:: Requirement ::
Go through the entries below and count the lines holding the word "國際貿易學系". Reply with only the number, please.

= = =

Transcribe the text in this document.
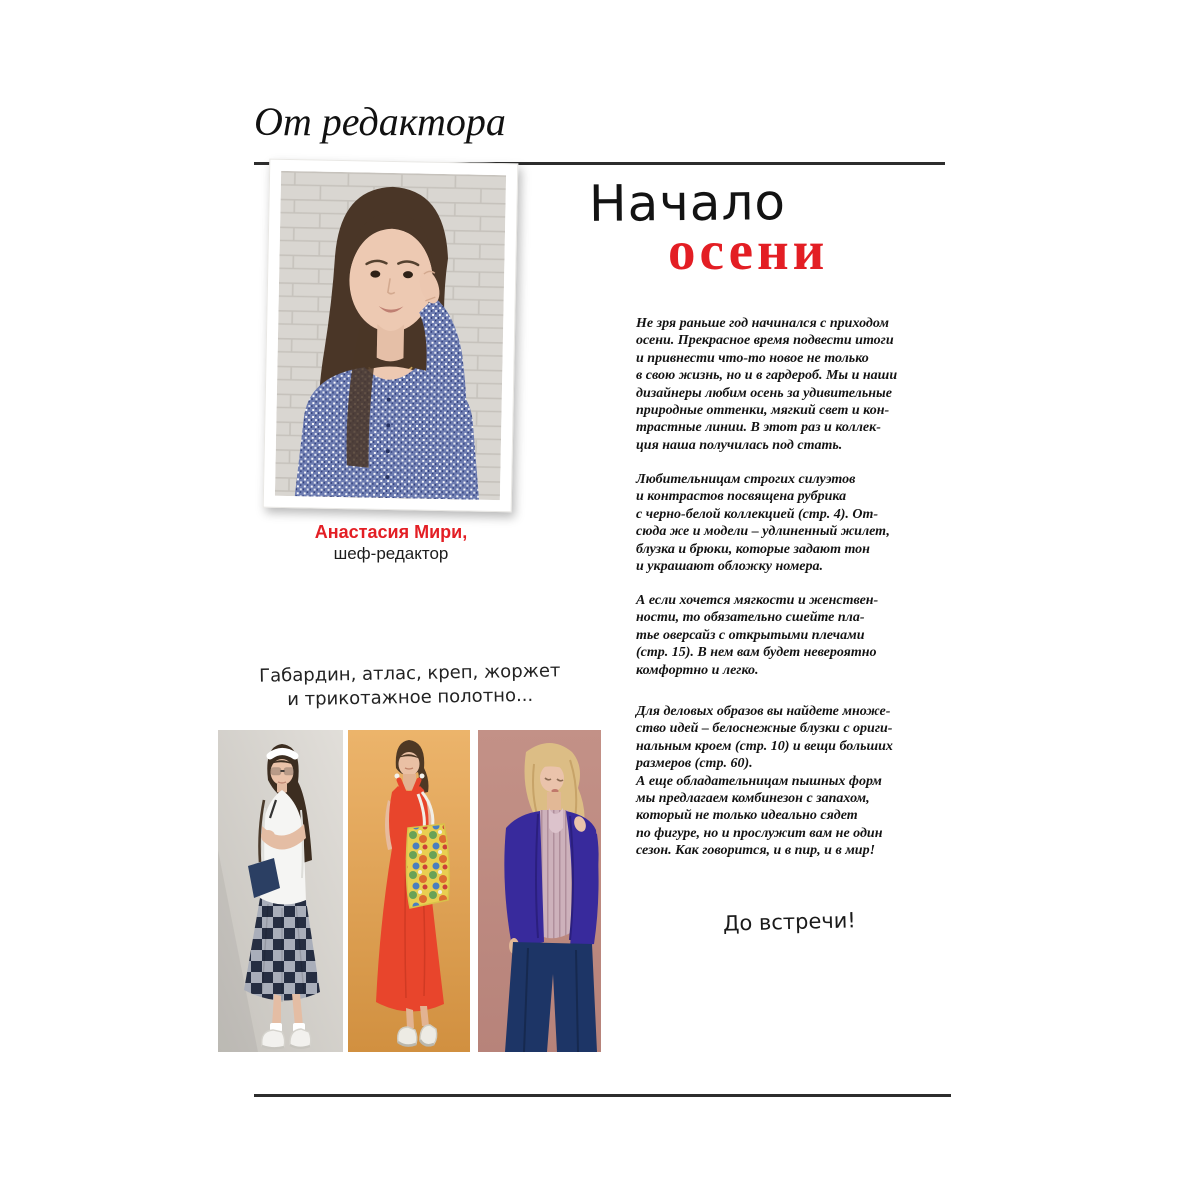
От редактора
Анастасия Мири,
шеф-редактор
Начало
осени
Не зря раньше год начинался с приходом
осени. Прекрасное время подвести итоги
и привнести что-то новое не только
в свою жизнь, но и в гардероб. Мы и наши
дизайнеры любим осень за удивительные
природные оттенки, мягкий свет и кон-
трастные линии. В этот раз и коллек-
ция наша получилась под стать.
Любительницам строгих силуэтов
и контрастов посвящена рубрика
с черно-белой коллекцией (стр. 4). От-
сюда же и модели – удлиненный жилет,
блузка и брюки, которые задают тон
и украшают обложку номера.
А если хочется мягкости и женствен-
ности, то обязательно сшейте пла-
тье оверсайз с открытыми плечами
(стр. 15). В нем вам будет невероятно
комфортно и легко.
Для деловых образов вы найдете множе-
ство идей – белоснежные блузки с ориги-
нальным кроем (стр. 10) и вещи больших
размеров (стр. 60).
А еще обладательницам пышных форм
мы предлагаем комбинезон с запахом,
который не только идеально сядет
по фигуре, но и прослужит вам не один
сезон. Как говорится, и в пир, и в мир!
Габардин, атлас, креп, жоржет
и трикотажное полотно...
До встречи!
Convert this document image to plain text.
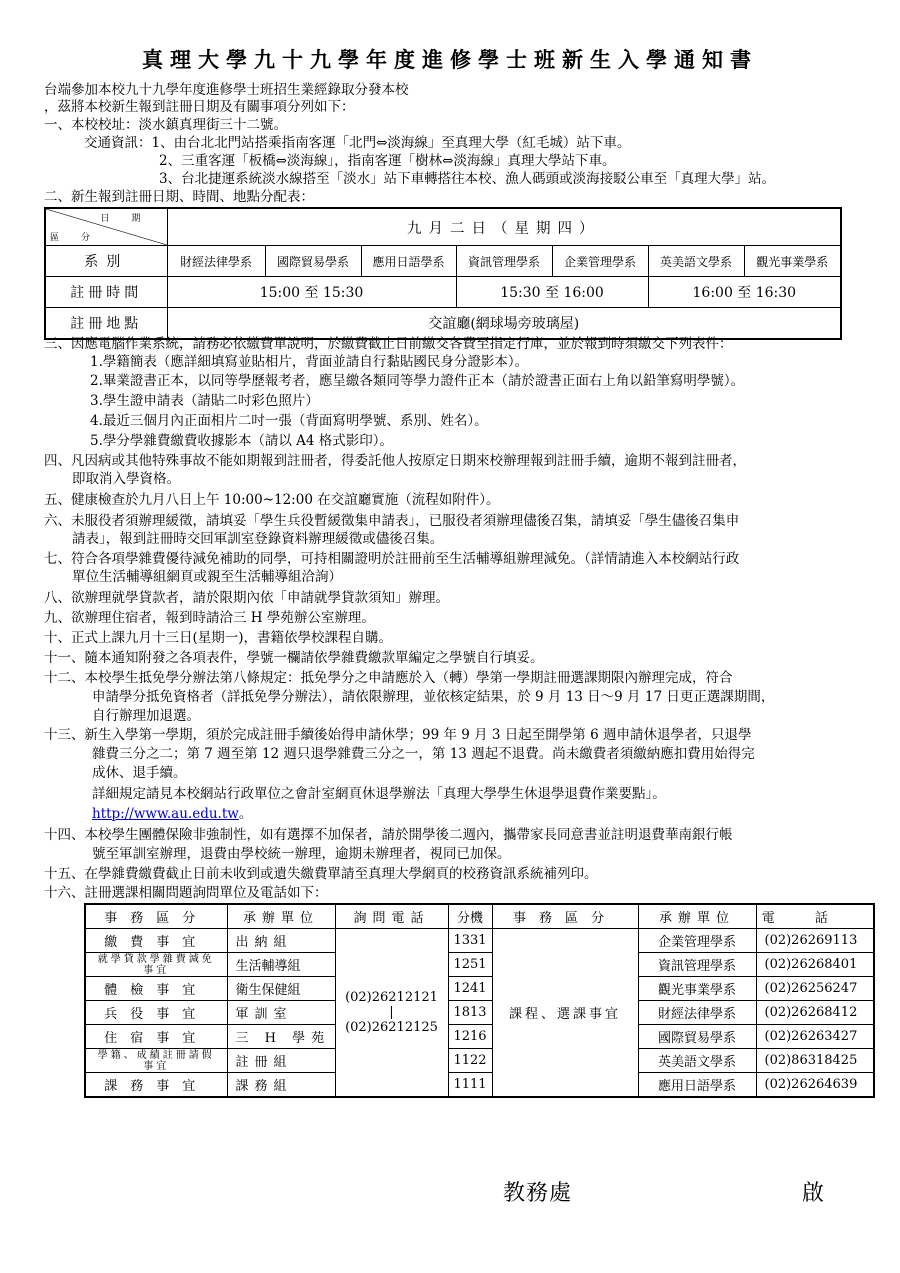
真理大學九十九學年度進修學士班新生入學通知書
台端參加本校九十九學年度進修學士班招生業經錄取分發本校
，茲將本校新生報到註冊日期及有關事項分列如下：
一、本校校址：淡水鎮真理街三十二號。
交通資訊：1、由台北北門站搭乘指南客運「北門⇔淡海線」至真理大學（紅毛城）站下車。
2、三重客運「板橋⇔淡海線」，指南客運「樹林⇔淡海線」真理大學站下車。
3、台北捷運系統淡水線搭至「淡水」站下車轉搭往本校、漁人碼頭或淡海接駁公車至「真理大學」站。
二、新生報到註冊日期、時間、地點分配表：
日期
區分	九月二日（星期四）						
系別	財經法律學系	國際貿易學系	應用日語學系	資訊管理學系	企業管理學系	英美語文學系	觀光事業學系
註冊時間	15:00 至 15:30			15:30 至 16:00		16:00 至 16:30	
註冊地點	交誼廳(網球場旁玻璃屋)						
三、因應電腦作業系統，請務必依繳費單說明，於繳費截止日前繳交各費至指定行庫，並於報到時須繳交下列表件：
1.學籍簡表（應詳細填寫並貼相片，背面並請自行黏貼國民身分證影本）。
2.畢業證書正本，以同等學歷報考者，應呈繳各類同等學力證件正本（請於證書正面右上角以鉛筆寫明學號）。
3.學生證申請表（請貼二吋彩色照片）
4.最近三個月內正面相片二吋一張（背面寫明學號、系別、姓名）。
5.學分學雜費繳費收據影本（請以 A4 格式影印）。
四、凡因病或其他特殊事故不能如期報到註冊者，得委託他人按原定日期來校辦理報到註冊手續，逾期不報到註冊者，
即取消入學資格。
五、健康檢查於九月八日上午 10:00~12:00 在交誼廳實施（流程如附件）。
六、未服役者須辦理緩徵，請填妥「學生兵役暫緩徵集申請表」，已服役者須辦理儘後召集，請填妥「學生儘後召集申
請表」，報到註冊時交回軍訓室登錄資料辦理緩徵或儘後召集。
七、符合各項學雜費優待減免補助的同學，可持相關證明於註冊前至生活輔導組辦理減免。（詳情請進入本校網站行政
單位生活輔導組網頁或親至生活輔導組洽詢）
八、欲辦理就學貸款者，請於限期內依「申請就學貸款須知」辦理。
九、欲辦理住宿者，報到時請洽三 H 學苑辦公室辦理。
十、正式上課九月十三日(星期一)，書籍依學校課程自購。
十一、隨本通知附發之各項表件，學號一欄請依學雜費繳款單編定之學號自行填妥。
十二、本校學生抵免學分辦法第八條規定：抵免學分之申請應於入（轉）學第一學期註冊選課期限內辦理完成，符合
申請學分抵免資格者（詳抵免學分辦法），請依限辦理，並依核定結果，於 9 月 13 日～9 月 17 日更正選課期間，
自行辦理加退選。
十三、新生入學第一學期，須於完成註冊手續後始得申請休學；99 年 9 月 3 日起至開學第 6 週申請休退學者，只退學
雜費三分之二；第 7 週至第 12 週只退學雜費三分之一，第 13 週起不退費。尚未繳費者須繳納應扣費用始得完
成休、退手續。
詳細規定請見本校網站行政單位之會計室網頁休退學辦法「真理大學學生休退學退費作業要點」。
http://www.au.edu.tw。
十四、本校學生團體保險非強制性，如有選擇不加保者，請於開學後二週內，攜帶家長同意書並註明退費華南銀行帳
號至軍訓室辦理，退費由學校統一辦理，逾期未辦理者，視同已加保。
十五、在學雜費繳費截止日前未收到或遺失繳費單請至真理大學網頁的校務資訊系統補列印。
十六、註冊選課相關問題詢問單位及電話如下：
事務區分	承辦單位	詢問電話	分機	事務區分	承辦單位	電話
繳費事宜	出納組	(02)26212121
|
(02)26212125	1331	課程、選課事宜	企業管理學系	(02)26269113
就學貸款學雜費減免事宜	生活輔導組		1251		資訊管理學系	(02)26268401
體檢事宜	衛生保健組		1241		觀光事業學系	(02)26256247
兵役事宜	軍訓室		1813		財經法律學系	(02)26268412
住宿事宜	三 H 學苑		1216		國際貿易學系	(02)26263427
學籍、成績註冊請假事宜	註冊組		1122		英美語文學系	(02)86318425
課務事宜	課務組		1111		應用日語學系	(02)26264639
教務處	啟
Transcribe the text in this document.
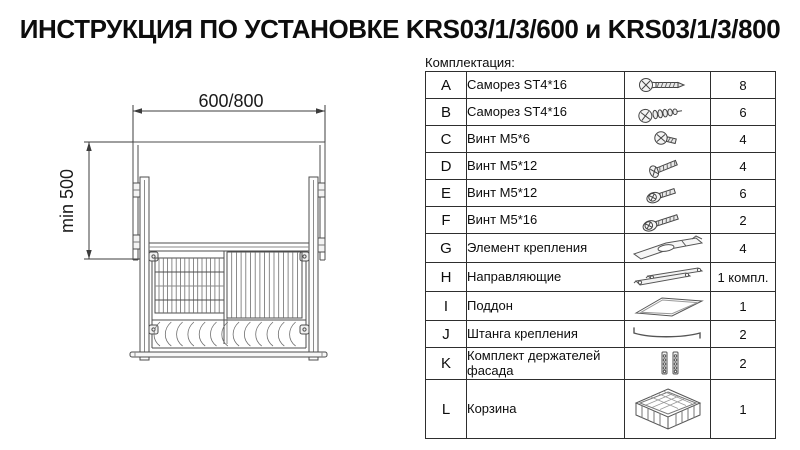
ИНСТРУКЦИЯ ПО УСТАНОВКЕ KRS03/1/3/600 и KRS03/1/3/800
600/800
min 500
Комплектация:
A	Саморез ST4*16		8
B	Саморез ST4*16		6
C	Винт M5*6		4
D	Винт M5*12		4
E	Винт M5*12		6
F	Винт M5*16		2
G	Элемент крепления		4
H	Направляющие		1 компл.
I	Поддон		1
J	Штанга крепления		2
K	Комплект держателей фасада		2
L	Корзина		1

= = =

:: Complete output ::
2